Will good jobs be a thing of the past?

Young Canadians today are on a razor’s edge when it comes to employment. They are often forced into precarious work and are more likely to take unpaid internships and part-time, casual, or temporary work. Just under half of Canadians between the ages of 15 and 29 are forced to accept this kind of work, meaning unstable, part-time, and low-paying jobs. This is because employers are increasingly relying on short-term contracts instead of investing in employees who stand a better chance of becoming loyal, which would foster healthy worker-employer relationships.

Recently, New Democrats launched a national consultation on how precarious work affects the millennial generation. The gap between the rich and poor in Canada is growing and an unstable workforce only makes matters worse. Clearly it’s time to take action to close the inequality gap, bring about change and create acceptable living standards as well as more predictable incomes.

To many, the idea of having a permanent and unionized job with benefits and job security is not only highly improbable, but impossible to consider. In addition to millennials, precarious employment rates are higher among marginalized groups such as women, racial minorities, new immigrants, indigenous peoples, and those with disabilities. For some, freelance and independent work is the answer, but that offers no security, pension, or benefits. It also means having to find your own contracts and doing all of your own accounting and as tough as that may sound, not everyone has even that opportunity.

All of this only adds to the stresses young people face as they struggle to plan for their futures. They are unable to pay off student debt, pay the rent or even buy groceries, let alone buy a house or start a family. Tuition fees have risen 10% a year for the last sixteen years—yes, that’s 160% since 2000—increasing the burden of student debt which forces recent graduates to accept less stable jobs with lower incomes than they aimed for.
******
■ **What the task asks**
Pick up the essay on precarious work among young Canadians after its final sentence and continue it in the same voice.

■ **Page segmentation data**
******
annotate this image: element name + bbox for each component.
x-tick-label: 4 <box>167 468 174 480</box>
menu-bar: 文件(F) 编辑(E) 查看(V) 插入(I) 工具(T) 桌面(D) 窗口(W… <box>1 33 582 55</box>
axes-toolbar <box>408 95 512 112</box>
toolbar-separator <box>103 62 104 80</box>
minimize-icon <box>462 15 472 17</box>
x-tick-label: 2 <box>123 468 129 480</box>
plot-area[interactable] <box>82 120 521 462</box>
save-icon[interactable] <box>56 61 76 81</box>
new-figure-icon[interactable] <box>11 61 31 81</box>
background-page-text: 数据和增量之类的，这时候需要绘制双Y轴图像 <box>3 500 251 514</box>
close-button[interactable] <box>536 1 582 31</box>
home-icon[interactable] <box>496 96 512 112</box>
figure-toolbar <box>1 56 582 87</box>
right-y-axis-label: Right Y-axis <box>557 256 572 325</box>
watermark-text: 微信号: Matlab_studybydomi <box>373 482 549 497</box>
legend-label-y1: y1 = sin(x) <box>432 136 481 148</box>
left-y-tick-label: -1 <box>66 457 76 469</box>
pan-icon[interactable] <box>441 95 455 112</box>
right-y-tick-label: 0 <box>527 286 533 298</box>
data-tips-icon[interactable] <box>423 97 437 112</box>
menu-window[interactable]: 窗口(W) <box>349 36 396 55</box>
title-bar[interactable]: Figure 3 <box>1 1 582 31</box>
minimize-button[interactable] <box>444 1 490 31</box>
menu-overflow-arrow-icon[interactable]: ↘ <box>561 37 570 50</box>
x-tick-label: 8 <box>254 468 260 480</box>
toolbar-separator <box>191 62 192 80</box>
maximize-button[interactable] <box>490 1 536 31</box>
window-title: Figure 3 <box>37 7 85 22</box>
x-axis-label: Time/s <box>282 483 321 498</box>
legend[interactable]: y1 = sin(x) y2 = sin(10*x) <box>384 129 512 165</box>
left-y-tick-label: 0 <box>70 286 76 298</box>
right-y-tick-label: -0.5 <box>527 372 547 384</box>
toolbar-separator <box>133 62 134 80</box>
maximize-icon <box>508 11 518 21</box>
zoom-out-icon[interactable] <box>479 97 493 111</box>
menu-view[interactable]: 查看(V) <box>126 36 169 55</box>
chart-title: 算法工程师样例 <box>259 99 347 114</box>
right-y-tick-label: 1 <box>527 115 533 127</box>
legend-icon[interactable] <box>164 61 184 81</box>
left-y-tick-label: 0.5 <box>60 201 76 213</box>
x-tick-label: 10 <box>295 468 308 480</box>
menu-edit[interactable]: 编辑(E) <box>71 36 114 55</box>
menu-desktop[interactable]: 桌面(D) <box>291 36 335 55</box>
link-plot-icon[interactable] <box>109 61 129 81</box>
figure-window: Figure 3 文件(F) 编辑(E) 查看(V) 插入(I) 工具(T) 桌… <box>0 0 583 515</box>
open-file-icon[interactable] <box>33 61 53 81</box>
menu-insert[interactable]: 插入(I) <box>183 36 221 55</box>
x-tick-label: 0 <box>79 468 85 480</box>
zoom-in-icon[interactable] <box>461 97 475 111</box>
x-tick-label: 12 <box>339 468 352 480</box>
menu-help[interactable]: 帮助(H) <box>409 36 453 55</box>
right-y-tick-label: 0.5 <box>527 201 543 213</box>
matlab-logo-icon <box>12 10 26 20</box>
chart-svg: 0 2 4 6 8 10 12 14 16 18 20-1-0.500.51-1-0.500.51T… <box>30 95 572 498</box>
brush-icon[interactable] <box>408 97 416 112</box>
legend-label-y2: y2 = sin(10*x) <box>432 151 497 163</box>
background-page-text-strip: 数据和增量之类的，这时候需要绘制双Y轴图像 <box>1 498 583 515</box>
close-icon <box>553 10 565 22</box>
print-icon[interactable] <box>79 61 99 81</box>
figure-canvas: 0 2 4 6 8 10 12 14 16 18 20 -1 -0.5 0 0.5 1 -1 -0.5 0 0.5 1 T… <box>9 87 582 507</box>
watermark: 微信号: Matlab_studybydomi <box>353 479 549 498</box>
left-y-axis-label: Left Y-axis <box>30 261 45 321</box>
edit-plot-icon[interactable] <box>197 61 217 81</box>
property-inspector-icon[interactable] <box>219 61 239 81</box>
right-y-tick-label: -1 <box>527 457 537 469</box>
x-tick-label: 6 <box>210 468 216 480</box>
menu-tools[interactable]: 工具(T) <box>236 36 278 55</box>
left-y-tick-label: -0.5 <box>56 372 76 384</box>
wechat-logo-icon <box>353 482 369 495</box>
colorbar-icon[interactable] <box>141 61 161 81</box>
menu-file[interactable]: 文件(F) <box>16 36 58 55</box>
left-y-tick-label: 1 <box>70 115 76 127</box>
******
■ **Expected output**
It’s not just about the money, many of the mental-health challenges that young people are facing stem directly from precarious work. Due to lack of experience, training, or knowledge about workers’ rights, this type of work is more likely to involve health and safety risks. Many young workers fear that raising an employment rights issue may end in job termination. High stress levels also have physical consequences such as increasing the risk of cardiovascular disease, cancer, and stroke. Think about this: How can you pay for treatment and medication without benefits, health insurance, or enough money? That’s what these workers face all the time.

New Democrats understand that precarious workers are becoming the backbone of our economy. That’s not OK. We need a better deal for today’s work force. To do this we need the government to commit to strengthening and enforcing labour laws to prevent the misuse of unpaid internships, fix Employment Insurance so workers can count on getting the benefits they need, take practical steps to address the lack of health and dental coverage for those without workplace benefits… the list can go on. A lot of people in Canada want to bring fairness back, with these ideas we have a fighting chance.